_The task_
Among the entries, which lines carry the string "Aggregate"? Copy each of them.

_Exercise data_
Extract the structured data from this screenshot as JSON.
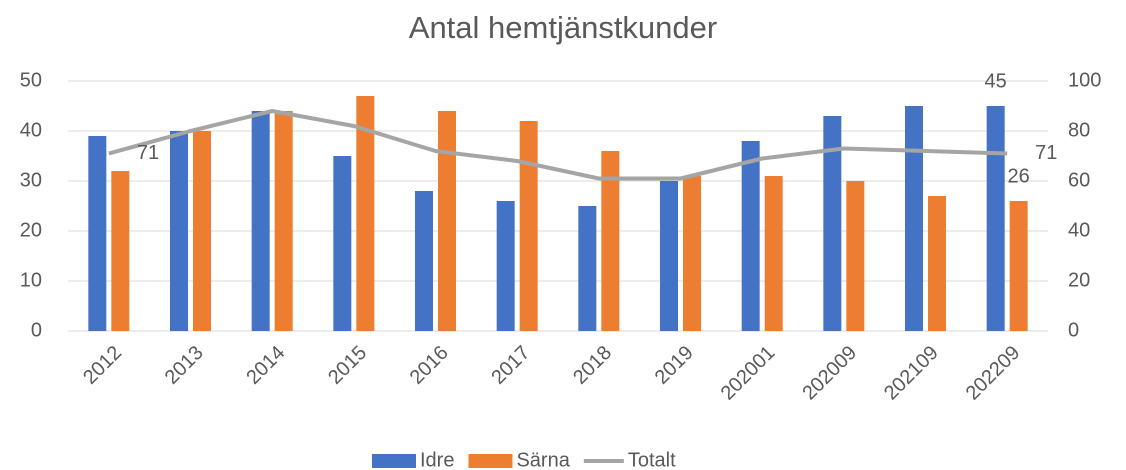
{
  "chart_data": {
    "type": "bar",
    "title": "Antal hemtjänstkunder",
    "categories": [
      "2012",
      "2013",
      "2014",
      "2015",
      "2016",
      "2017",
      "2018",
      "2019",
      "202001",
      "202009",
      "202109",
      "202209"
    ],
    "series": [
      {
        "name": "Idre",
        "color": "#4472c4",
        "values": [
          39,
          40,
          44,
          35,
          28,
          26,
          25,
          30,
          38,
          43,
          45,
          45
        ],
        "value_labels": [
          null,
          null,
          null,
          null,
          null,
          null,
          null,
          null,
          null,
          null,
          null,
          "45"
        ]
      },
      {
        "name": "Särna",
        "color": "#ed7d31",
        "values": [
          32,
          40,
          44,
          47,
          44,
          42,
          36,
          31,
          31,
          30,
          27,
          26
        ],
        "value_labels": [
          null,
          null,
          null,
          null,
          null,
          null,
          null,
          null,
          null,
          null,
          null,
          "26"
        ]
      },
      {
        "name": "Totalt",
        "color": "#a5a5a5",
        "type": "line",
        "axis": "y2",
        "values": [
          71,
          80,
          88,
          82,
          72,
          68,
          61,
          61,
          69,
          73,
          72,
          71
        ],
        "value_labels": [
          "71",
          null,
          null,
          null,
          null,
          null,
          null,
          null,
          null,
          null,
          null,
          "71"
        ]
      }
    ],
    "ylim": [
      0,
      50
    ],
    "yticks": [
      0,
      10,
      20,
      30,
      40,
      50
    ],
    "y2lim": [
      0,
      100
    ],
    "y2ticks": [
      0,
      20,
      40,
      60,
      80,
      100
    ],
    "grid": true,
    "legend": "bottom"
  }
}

---

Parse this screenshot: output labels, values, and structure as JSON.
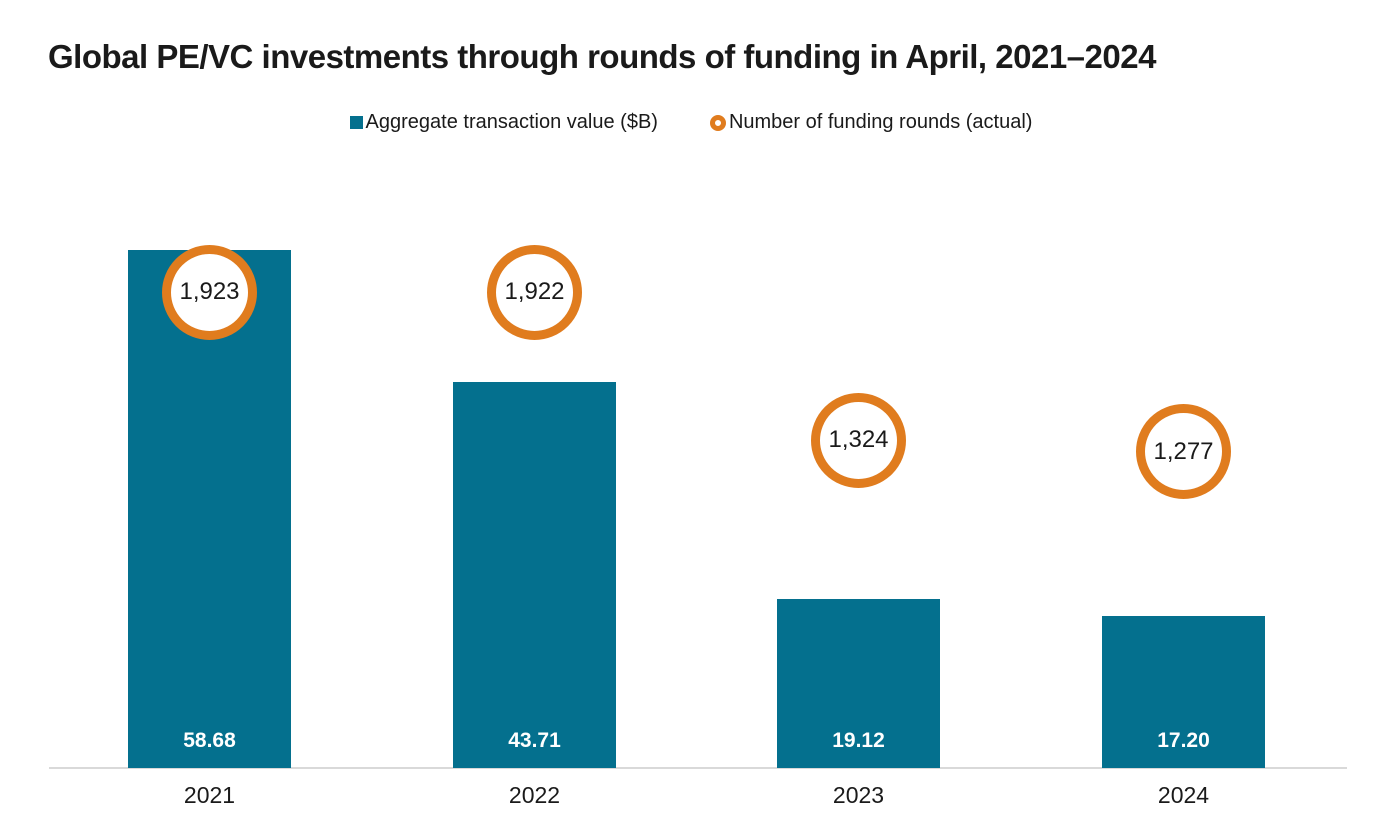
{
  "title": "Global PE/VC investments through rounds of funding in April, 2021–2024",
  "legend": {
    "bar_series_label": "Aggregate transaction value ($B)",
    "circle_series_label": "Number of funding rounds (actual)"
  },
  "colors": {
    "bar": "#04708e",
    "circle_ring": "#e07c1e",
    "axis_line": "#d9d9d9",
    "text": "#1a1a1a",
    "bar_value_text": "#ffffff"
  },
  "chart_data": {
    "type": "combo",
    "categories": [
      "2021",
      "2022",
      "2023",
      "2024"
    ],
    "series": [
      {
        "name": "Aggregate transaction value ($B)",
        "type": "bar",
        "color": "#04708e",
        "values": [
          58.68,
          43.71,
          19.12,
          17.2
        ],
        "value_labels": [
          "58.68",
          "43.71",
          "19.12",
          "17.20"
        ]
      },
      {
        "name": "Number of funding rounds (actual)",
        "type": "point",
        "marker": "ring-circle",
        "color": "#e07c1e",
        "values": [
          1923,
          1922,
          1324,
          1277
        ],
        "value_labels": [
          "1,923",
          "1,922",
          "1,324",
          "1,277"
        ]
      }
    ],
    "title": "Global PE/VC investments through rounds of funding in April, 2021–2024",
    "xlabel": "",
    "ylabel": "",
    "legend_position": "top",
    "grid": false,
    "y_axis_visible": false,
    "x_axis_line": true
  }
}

_Written reply_
    "bar_series_label": "Aggregate transaction value ($B)",
        "name": "Aggregate transaction value ($B)",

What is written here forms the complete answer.